++++ INPUT MATERIAL ++++
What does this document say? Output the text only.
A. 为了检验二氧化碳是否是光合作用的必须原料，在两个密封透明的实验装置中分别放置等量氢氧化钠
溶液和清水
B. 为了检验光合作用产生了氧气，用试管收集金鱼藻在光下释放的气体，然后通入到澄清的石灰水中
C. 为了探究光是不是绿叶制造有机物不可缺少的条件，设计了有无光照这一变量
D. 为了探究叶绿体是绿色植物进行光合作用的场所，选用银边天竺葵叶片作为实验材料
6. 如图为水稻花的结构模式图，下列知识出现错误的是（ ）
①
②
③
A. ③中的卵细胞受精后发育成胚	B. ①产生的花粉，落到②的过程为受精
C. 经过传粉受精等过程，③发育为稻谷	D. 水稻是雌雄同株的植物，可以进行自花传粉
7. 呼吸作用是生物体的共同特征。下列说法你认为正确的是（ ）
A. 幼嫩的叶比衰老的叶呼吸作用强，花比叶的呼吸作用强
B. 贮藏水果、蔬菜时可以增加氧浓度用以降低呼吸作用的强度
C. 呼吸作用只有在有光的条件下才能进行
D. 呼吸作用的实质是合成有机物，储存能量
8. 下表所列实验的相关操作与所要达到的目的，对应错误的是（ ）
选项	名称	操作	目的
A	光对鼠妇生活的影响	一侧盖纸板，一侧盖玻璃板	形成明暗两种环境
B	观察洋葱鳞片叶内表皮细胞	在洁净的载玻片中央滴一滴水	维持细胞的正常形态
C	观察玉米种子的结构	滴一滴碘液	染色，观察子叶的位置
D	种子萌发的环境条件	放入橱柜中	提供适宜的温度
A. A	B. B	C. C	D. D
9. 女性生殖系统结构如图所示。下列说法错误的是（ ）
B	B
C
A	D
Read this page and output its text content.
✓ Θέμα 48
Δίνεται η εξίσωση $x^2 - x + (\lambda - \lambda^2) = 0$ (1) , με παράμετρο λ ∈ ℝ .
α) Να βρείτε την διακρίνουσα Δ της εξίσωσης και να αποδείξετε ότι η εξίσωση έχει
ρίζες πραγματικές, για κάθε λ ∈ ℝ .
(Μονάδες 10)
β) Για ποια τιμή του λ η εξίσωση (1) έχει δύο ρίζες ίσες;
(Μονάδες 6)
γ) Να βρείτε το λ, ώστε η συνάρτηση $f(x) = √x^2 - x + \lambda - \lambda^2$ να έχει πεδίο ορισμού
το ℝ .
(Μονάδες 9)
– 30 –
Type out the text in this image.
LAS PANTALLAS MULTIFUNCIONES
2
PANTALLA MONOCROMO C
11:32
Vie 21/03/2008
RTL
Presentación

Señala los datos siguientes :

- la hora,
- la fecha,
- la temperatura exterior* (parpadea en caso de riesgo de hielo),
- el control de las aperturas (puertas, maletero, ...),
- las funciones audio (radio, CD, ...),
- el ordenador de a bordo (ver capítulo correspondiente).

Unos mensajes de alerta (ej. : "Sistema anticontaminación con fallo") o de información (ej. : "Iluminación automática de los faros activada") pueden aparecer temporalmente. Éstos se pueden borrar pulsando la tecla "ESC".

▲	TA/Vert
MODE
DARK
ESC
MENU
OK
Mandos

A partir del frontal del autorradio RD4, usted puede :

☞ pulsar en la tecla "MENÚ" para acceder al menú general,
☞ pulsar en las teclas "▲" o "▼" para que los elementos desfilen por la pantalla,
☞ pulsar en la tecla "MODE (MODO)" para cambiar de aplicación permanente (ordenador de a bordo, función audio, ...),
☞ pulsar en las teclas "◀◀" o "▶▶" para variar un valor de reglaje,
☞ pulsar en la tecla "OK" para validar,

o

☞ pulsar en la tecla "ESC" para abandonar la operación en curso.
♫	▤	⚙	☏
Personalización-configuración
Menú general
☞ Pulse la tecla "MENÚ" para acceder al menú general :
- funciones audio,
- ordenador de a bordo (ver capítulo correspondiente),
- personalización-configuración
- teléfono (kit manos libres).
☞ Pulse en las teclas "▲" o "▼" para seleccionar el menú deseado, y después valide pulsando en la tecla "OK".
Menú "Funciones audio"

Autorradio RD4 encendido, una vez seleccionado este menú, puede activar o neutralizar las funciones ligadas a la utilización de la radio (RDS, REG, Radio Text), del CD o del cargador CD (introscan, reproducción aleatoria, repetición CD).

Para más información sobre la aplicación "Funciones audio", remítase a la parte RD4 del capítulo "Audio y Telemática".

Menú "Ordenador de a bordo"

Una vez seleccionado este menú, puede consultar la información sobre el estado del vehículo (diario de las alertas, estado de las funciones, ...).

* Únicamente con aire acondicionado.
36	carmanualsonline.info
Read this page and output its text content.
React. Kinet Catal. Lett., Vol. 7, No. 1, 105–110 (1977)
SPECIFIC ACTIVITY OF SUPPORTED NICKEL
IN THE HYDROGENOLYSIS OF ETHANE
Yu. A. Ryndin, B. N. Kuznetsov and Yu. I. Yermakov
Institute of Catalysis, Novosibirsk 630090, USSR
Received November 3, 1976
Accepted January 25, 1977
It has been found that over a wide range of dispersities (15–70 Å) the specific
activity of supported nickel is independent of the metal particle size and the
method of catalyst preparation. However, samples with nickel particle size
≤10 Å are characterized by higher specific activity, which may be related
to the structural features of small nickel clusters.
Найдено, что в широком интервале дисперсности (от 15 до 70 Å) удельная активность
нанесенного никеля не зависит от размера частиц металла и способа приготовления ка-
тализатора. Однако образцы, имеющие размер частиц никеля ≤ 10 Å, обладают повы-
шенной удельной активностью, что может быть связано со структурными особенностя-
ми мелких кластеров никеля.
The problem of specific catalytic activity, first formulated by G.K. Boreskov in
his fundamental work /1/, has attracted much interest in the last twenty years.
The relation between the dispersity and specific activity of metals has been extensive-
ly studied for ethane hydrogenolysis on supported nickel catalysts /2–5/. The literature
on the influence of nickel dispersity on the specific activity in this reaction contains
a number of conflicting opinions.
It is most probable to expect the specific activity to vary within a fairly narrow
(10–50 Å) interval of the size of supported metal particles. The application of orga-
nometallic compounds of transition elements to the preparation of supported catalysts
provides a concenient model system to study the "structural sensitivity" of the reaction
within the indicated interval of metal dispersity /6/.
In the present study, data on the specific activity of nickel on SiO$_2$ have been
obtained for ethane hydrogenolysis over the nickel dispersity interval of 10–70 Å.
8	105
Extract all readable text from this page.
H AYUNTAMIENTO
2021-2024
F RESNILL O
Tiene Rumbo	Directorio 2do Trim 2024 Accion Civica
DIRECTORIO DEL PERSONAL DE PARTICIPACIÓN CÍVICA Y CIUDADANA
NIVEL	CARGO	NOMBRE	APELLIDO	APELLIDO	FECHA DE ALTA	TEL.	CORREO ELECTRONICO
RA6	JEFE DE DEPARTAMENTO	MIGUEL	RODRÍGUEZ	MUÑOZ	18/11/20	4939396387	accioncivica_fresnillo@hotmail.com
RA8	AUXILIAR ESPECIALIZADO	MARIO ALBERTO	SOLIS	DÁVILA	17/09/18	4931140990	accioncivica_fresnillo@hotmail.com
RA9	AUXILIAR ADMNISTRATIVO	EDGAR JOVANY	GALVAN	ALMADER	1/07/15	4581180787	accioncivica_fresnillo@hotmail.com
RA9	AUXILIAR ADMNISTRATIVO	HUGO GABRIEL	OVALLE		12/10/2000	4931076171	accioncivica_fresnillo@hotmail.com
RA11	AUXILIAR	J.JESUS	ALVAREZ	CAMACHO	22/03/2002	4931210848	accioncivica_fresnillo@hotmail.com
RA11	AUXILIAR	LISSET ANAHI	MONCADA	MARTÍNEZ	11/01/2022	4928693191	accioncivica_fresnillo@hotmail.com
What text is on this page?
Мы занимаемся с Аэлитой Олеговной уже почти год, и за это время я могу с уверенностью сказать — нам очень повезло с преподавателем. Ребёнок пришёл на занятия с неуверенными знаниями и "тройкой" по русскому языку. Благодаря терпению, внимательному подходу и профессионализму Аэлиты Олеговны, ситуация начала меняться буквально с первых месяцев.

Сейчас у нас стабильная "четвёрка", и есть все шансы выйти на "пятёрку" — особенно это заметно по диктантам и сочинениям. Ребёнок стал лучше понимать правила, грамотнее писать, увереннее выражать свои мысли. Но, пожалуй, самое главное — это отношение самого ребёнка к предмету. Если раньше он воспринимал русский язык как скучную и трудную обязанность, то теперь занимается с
++++
◆ GOAL OF THE EXERCISE ◆
Copy each line of the data that contains the word "this".

◆ EXERCISE ANSWER ◆
What does this document say? Output the text only.
Read this page and output its text content.
Type out the text in this image.
Read this page and output its text content.
on the influence of nickel dispersity on the specific activity in this reaction contains
Extract all readable text from this page.
What text is on this page?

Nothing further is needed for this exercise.